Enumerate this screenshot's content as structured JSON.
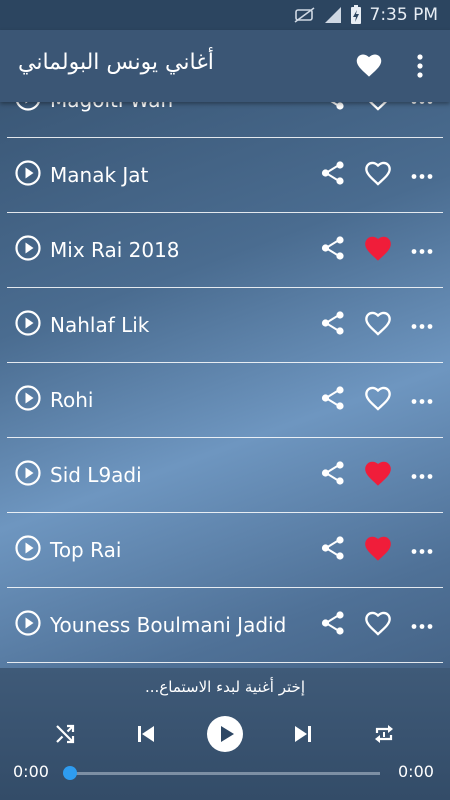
{
  "status_bar": {
    "time": "7:35 PM"
  },
  "app_bar": {
    "title": "أغاني يونس البولماني"
  },
  "songs": [
    {
      "title": "Magolti Wah",
      "favorite": false
    },
    {
      "title": "Manak Jat",
      "favorite": false
    },
    {
      "title": "Mix Rai 2018",
      "favorite": true
    },
    {
      "title": "Nahlaf Lik",
      "favorite": false
    },
    {
      "title": "Rohi",
      "favorite": false
    },
    {
      "title": "Sid L9adi",
      "favorite": true
    },
    {
      "title": "Top Rai",
      "favorite": true
    },
    {
      "title": "Youness Boulmani Jadid",
      "favorite": false
    }
  ],
  "player": {
    "now_playing": "إختر أغنية لبدء الاستماع...",
    "elapsed": "0:00",
    "duration": "0:00",
    "progress": 0
  },
  "colors": {
    "heart_favorite": "#f01d3a",
    "accent": "#2e9cf0"
  },
  "icons": [
    "play-circle-icon",
    "share-icon",
    "heart-icon",
    "more-horizontal-icon",
    "shuffle-icon",
    "previous-icon",
    "play-icon",
    "next-icon",
    "repeat-icon"
  ]
}
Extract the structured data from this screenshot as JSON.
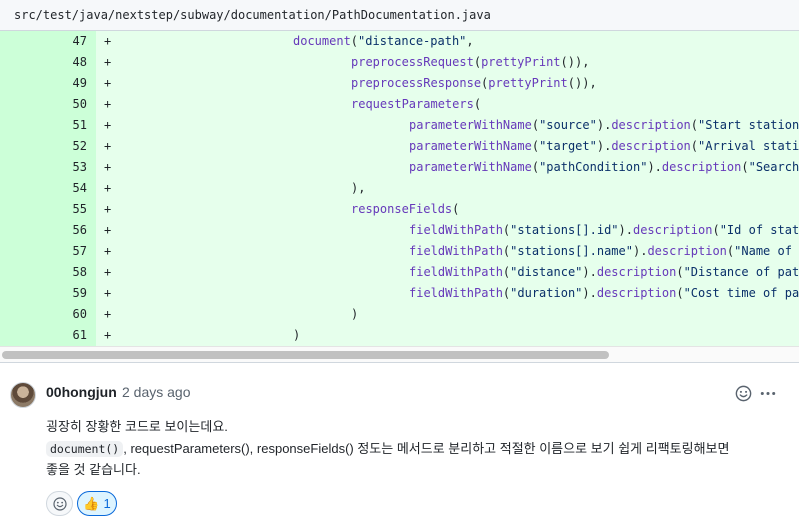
{
  "file": {
    "path": "src/test/java/nextstep/subway/documentation/PathDocumentation.java"
  },
  "diff": {
    "marker": "+",
    "lines": [
      {
        "num": "47",
        "indent": 0,
        "tokens": [
          [
            "fn",
            "document"
          ],
          [
            "p",
            "("
          ],
          [
            "str",
            "\"distance-path\""
          ],
          [
            "p",
            ","
          ]
        ]
      },
      {
        "num": "48",
        "indent": 1,
        "tokens": [
          [
            "fn",
            "preprocessRequest"
          ],
          [
            "p",
            "("
          ],
          [
            "fn",
            "prettyPrint"
          ],
          [
            "p",
            "()),"
          ]
        ]
      },
      {
        "num": "49",
        "indent": 1,
        "tokens": [
          [
            "fn",
            "preprocessResponse"
          ],
          [
            "p",
            "("
          ],
          [
            "fn",
            "prettyPrint"
          ],
          [
            "p",
            "()),"
          ]
        ]
      },
      {
        "num": "50",
        "indent": 1,
        "tokens": [
          [
            "fn",
            "requestParameters"
          ],
          [
            "p",
            "("
          ]
        ]
      },
      {
        "num": "51",
        "indent": 2,
        "tokens": [
          [
            "fn",
            "parameterWithName"
          ],
          [
            "p",
            "("
          ],
          [
            "str",
            "\"source\""
          ],
          [
            "p",
            ")."
          ],
          [
            "fn",
            "description"
          ],
          [
            "p",
            "("
          ],
          [
            "str",
            "\"Start station"
          ]
        ]
      },
      {
        "num": "52",
        "indent": 2,
        "tokens": [
          [
            "fn",
            "parameterWithName"
          ],
          [
            "p",
            "("
          ],
          [
            "str",
            "\"target\""
          ],
          [
            "p",
            ")."
          ],
          [
            "fn",
            "description"
          ],
          [
            "p",
            "("
          ],
          [
            "str",
            "\"Arrival stati"
          ]
        ]
      },
      {
        "num": "53",
        "indent": 2,
        "tokens": [
          [
            "fn",
            "parameterWithName"
          ],
          [
            "p",
            "("
          ],
          [
            "str",
            "\"pathCondition\""
          ],
          [
            "p",
            ")."
          ],
          [
            "fn",
            "description"
          ],
          [
            "p",
            "("
          ],
          [
            "str",
            "\"Search"
          ]
        ]
      },
      {
        "num": "54",
        "indent": 1,
        "tokens": [
          [
            "p",
            "),"
          ]
        ]
      },
      {
        "num": "55",
        "indent": 1,
        "tokens": [
          [
            "fn",
            "responseFields"
          ],
          [
            "p",
            "("
          ]
        ]
      },
      {
        "num": "56",
        "indent": 2,
        "tokens": [
          [
            "fn",
            "fieldWithPath"
          ],
          [
            "p",
            "("
          ],
          [
            "str",
            "\"stations[].id\""
          ],
          [
            "p",
            ")."
          ],
          [
            "fn",
            "description"
          ],
          [
            "p",
            "("
          ],
          [
            "str",
            "\"Id of stat"
          ]
        ]
      },
      {
        "num": "57",
        "indent": 2,
        "tokens": [
          [
            "fn",
            "fieldWithPath"
          ],
          [
            "p",
            "("
          ],
          [
            "str",
            "\"stations[].name\""
          ],
          [
            "p",
            ")."
          ],
          [
            "fn",
            "description"
          ],
          [
            "p",
            "("
          ],
          [
            "str",
            "\"Name of"
          ]
        ]
      },
      {
        "num": "58",
        "indent": 2,
        "tokens": [
          [
            "fn",
            "fieldWithPath"
          ],
          [
            "p",
            "("
          ],
          [
            "str",
            "\"distance\""
          ],
          [
            "p",
            ")."
          ],
          [
            "fn",
            "description"
          ],
          [
            "p",
            "("
          ],
          [
            "str",
            "\"Distance of pat"
          ]
        ]
      },
      {
        "num": "59",
        "indent": 2,
        "tokens": [
          [
            "fn",
            "fieldWithPath"
          ],
          [
            "p",
            "("
          ],
          [
            "str",
            "\"duration\""
          ],
          [
            "p",
            ")."
          ],
          [
            "fn",
            "description"
          ],
          [
            "p",
            "("
          ],
          [
            "str",
            "\"Cost time of pa"
          ]
        ]
      },
      {
        "num": "60",
        "indent": 1,
        "tokens": [
          [
            "p",
            ")"
          ]
        ]
      },
      {
        "num": "61",
        "indent": 0,
        "tokens": [
          [
            "p",
            ")"
          ]
        ]
      }
    ]
  },
  "comment": {
    "author": "00hongjun",
    "time": "2 days ago",
    "line1": "굉장히 장황한 코드로 보이는데요.",
    "code_ref": "document()",
    "line2_rest": ", requestParameters(), responseFields() 정도는 메서드로 분리하고 적절한 이름으로 보기 쉽게 리팩토링해보면",
    "line3": "좋을 것 같습니다.",
    "reaction": {
      "emoji": "👍",
      "count": "1"
    },
    "icons": {
      "react": "smiley-icon",
      "more": "kebab-horizontal-icon"
    }
  },
  "colors": {
    "addition_bg": "#e6ffec",
    "addition_gutter": "#ccffd8",
    "function": "#6639ba",
    "string": "#0a3069",
    "reaction_accent": "#0969da"
  }
}
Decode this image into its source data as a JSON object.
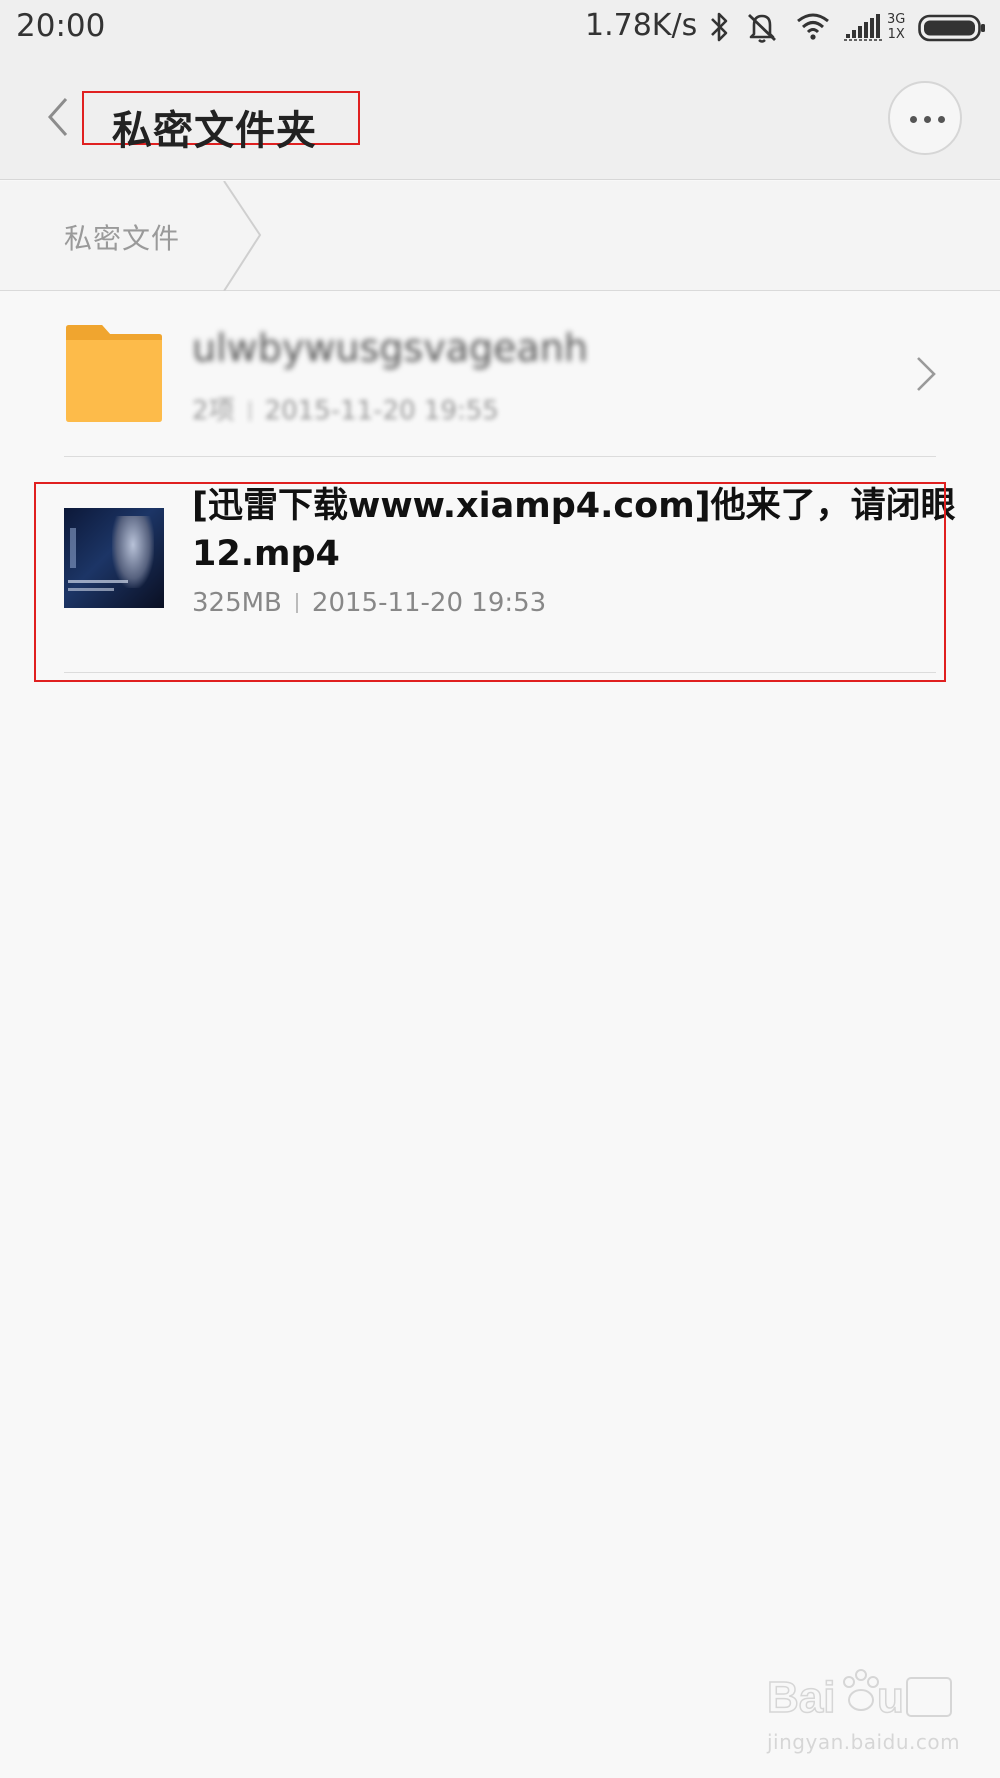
{
  "status_bar": {
    "time": "20:00",
    "net_speed": "1.78K/s",
    "net_type_top": "3G",
    "net_type_bottom": "1X",
    "icons": [
      "bluetooth-icon",
      "mute-icon",
      "wifi-icon",
      "signal-icon",
      "battery-icon"
    ]
  },
  "header": {
    "title": "私密文件夹",
    "back_icon": "back-icon",
    "more_icon": "more-icon"
  },
  "breadcrumb": {
    "label": "私密文件"
  },
  "files": [
    {
      "type": "folder",
      "name": "ulwbywusgsvageanh",
      "count": "2项",
      "date": "2015-11-20 19:55",
      "icon": "folder-icon",
      "colors": {
        "folder": "#fdbb4a",
        "folder_tab": "#f0a52f"
      }
    },
    {
      "type": "video",
      "name": "[迅雷下载www.xiamp4.com]他来了，请闭眼12.mp4",
      "size": "325MB",
      "date": "2015-11-20 19:53"
    }
  ],
  "watermark": {
    "text": "jingyan.baidu.com"
  },
  "colors": {
    "highlight": "#e02020",
    "background": "#f8f8f8",
    "header_bg": "#efefef"
  }
}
------------------------------------------------------------------------
▶ [Task directions] Without the pictures, write out every entry precisely as it appears.

▶ [Answer to the task]
Enumerate this screenshot's content as structured JSON.
{
  "status_bar": {
    "time": "7:35 PM"
  },
  "app_bar": {
    "title": "أغاني يونس البولماني"
  },
  "songs": [
    {
      "title": "Magolti Wah",
      "favorite": false
    },
    {
      "title": "Manak Jat",
      "favorite": false
    },
    {
      "title": "Mix Rai 2018",
      "favorite": true
    },
    {
      "title": "Nahlaf Lik",
      "favorite": false
    },
    {
      "title": "Rohi",
      "favorite": false
    },
    {
      "title": "Sid L9adi",
      "favorite": true
    },
    {
      "title": "Top Rai",
      "favorite": true
    },
    {
      "title": "Youness Boulmani Jadid",
      "favorite": false
    }
  ],
  "player": {
    "now_playing": "إختر أغنية لبدء الاستماع...",
    "elapsed": "0:00",
    "duration": "0:00",
    "progress": 0
  },
  "colors": {
    "heart_favorite": "#f01d3a",
    "accent": "#2e9cf0"
  },
  "icons": [
    "play-circle-icon",
    "share-icon",
    "heart-icon",
    "more-horizontal-icon",
    "shuffle-icon",
    "previous-icon",
    "play-icon",
    "next-icon",
    "repeat-icon"
  ]
}
Extract the structured data from this screenshot as JSON.
{
  "file": {
    "path": "src/test/java/nextstep/subway/documentation/PathDocumentation.java"
  },
  "diff": {
    "marker": "+",
    "lines": [
      {
        "num": "47",
        "indent": 0,
        "tokens": [
          [
            "fn",
            "document"
          ],
          [
            "p",
            "("
          ],
          [
            "str",
            "\"distance-path\""
          ],
          [
            "p",
            ","
          ]
        ]
      },
      {
        "num": "48",
        "indent": 1,
        "tokens": [
          [
            "fn",
            "preprocessRequest"
          ],
          [
            "p",
            "("
          ],
          [
            "fn",
            "prettyPrint"
          ],
          [
            "p",
            "()),"
          ]
        ]
      },
      {
        "num": "49",
        "indent": 1,
        "tokens": [
          [
            "fn",
            "preprocessResponse"
          ],
          [
            "p",
            "("
          ],
          [
            "fn",
            "prettyPrint"
          ],
          [
            "p",
            "()),"
          ]
        ]
      },
      {
        "num": "50",
        "indent": 1,
        "tokens": [
          [
            "fn",
            "requestParameters"
          ],
          [
            "p",
            "("
          ]
        ]
      },
      {
        "num": "51",
        "indent": 2,
        "tokens": [
          [
            "fn",
            "parameterWithName"
          ],
          [
            "p",
            "("
          ],
          [
            "str",
            "\"source\""
          ],
          [
            "p",
            ")."
          ],
          [
            "fn",
            "description"
          ],
          [
            "p",
            "("
          ],
          [
            "str",
            "\"Start station"
          ]
        ]
      },
      {
        "num": "52",
        "indent": 2,
        "tokens": [
          [
            "fn",
            "parameterWithName"
          ],
          [
            "p",
            "("
          ],
          [
            "str",
            "\"target\""
          ],
          [
            "p",
            ")."
          ],
          [
            "fn",
            "description"
          ],
          [
            "p",
            "("
          ],
          [
            "str",
            "\"Arrival stati"
          ]
        ]
      },
      {
        "num": "53",
        "indent": 2,
        "tokens": [
          [
            "fn",
            "parameterWithName"
          ],
          [
            "p",
            "("
          ],
          [
            "str",
            "\"pathCondition\""
          ],
          [
            "p",
            ")."
          ],
          [
            "fn",
            "description"
          ],
          [
            "p",
            "("
          ],
          [
            "str",
            "\"Search"
          ]
        ]
      },
      {
        "num": "54",
        "indent": 1,
        "tokens": [
          [
            "p",
            "),"
          ]
        ]
      },
      {
        "num": "55",
        "indent": 1,
        "tokens": [
          [
            "fn",
            "responseFields"
          ],
          [
            "p",
            "("
          ]
        ]
      },
      {
        "num": "56",
        "indent": 2,
        "tokens": [
          [
            "fn",
            "fieldWithPath"
          ],
          [
            "p",
            "("
          ],
          [
            "str",
            "\"stations[].id\""
          ],
          [
            "p",
            ")."
          ],
          [
            "fn",
            "description"
          ],
          [
            "p",
            "("
          ],
          [
            "str",
            "\"Id of stat"
          ]
        ]
      },
      {
        "num": "57",
        "indent": 2,
        "tokens": [
          [
            "fn",
            "fieldWithPath"
          ],
          [
            "p",
            "("
          ],
          [
            "str",
            "\"stations[].name\""
          ],
          [
            "p",
            ")."
          ],
          [
            "fn",
            "description"
          ],
          [
            "p",
            "("
          ],
          [
            "str",
            "\"Name of"
          ]
        ]
      },
      {
        "num": "58",
        "indent": 2,
        "tokens": [
          [
            "fn",
            "fieldWithPath"
          ],
          [
            "p",
            "("
          ],
          [
            "str",
            "\"distance\""
          ],
          [
            "p",
            ")."
          ],
          [
            "fn",
            "description"
          ],
          [
            "p",
            "("
          ],
          [
            "str",
            "\"Distance of pat"
          ]
        ]
      },
      {
        "num": "59",
        "indent": 2,
        "tokens": [
          [
            "fn",
            "fieldWithPath"
          ],
          [
            "p",
            "("
          ],
          [
            "str",
            "\"duration\""
          ],
          [
            "p",
            ")."
          ],
          [
            "fn",
            "description"
          ],
          [
            "p",
            "("
          ],
          [
            "str",
            "\"Cost time of pa"
          ]
        ]
      },
      {
        "num": "60",
        "indent": 1,
        "tokens": [
          [
            "p",
            ")"
          ]
        ]
      },
      {
        "num": "61",
        "indent": 0,
        "tokens": [
          [
            "p",
            ")"
          ]
        ]
      }
    ]
  },
  "comment": {
    "author": "00hongjun",
    "time": "2 days ago",
    "line1": "굉장히 장황한 코드로 보이는데요.",
    "code_ref": "document()",
    "line2_rest": ", requestParameters(), responseFields() 정도는 메서드로 분리하고 적절한 이름으로 보기 쉽게 리팩토링해보면",
    "line3": "좋을 것 같습니다.",
    "reaction": {
      "emoji": "👍",
      "count": "1"
    },
    "icons": {
      "react": "smiley-icon",
      "more": "kebab-horizontal-icon"
    }
  },
  "colors": {
    "addition_bg": "#e6ffec",
    "addition_gutter": "#ccffd8",
    "function": "#6639ba",
    "string": "#0a3069",
    "reaction_accent": "#0969da"
  }
}
Decode this image into its source data as a JSON object.
{
  "status_bar": {
    "time": "20:00",
    "net_speed": "1.78K/s",
    "net_type_top": "3G",
    "net_type_bottom": "1X",
    "icons": [
      "bluetooth-icon",
      "mute-icon",
      "wifi-icon",
      "signal-icon",
      "battery-icon"
    ]
  },
  "header": {
    "title": "私密文件夹",
    "back_icon": "back-icon",
    "more_icon": "more-icon"
  },
  "breadcrumb": {
    "label": "私密文件"
  },
  "files": [
    {
      "type": "folder",
      "name": "ulwbywusgsvageanh",
      "count": "2项",
      "date": "2015-11-20 19:55",
      "icon": "folder-icon",
      "colors": {
        "folder": "#fdbb4a",
        "folder_tab": "#f0a52f"
      }
    },
    {
      "type": "video",
      "name": "[迅雷下载www.xiamp4.com]他来了，请闭眼12.mp4",
      "size": "325MB",
      "date": "2015-11-20 19:53"
    }
  ],
  "watermark": {
    "text": "jingyan.baidu.com"
  },
  "colors": {
    "highlight": "#e02020",
    "background": "#f8f8f8",
    "header_bg": "#efefef"
  }
}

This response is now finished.